Requirements: Show each line in the records below that contains the word "Prahy".
^^^^
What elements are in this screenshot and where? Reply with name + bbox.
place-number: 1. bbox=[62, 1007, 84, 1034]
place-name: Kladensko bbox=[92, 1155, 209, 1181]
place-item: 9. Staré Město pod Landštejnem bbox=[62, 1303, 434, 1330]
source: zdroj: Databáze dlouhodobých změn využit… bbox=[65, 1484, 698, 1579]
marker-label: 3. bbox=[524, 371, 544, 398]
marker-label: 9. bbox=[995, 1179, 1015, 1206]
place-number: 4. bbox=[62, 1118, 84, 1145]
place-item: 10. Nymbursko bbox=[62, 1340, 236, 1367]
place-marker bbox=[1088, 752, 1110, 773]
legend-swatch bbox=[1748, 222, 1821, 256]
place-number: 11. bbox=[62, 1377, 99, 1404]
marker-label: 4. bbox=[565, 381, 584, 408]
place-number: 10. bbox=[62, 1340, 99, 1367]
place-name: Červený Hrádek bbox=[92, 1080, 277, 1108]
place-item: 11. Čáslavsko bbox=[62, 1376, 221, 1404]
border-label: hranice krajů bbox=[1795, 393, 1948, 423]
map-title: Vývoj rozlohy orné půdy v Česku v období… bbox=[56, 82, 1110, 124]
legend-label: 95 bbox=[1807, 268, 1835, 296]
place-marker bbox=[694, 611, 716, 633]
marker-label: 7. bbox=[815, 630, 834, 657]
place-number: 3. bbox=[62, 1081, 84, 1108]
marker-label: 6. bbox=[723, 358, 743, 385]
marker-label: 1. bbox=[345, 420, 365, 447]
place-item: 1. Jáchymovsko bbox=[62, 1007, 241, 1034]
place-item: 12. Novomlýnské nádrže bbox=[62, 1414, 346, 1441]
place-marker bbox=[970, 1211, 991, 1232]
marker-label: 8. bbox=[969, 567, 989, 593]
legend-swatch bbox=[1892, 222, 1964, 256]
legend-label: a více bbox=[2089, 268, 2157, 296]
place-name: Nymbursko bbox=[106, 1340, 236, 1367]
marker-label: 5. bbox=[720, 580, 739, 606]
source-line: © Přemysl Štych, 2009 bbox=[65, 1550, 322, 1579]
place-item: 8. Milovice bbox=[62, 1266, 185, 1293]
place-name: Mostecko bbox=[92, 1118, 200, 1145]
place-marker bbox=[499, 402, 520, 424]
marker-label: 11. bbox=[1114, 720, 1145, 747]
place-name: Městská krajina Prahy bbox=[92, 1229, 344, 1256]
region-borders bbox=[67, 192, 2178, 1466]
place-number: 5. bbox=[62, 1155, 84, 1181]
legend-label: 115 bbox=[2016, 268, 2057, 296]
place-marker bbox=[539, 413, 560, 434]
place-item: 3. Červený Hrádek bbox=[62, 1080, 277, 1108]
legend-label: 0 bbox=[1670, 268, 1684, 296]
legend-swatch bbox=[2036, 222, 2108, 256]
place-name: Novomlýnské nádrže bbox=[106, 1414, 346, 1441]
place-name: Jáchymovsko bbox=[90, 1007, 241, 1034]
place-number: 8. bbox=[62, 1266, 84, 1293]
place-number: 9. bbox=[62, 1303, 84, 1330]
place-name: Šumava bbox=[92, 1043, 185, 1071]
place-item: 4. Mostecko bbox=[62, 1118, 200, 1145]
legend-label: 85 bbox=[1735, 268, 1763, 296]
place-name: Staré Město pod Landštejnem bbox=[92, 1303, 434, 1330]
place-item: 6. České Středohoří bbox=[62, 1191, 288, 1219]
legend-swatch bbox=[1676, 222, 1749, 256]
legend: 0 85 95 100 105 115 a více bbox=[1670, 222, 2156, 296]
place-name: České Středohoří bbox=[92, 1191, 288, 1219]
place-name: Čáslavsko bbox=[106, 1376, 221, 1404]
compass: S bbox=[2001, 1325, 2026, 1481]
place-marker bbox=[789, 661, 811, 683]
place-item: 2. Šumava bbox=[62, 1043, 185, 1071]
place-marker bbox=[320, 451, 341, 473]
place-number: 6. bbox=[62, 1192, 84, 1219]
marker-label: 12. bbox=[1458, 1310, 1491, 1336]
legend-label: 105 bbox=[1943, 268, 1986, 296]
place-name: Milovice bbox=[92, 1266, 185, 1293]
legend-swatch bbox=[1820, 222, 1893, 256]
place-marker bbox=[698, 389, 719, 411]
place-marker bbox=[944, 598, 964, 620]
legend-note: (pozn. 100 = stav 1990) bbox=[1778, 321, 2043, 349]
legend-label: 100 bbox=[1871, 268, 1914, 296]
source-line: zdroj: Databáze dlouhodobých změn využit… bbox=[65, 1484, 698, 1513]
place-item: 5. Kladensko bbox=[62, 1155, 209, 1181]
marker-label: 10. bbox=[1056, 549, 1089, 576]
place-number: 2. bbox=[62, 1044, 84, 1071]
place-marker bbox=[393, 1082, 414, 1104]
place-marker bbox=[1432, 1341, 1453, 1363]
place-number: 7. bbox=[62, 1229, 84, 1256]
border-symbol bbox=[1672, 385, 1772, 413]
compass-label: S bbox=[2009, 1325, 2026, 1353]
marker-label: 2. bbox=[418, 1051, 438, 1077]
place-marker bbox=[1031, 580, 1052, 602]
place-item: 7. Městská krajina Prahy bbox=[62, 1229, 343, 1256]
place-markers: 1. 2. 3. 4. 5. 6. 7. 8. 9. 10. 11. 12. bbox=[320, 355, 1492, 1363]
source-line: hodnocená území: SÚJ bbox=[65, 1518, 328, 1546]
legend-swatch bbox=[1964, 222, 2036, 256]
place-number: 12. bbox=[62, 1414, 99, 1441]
^^^^
Expected answer:
place-name: Městská krajina Prahy bbox=[92, 1229, 344, 1256]
place-item: 7. Městská krajina Prahy bbox=[62, 1229, 343, 1256]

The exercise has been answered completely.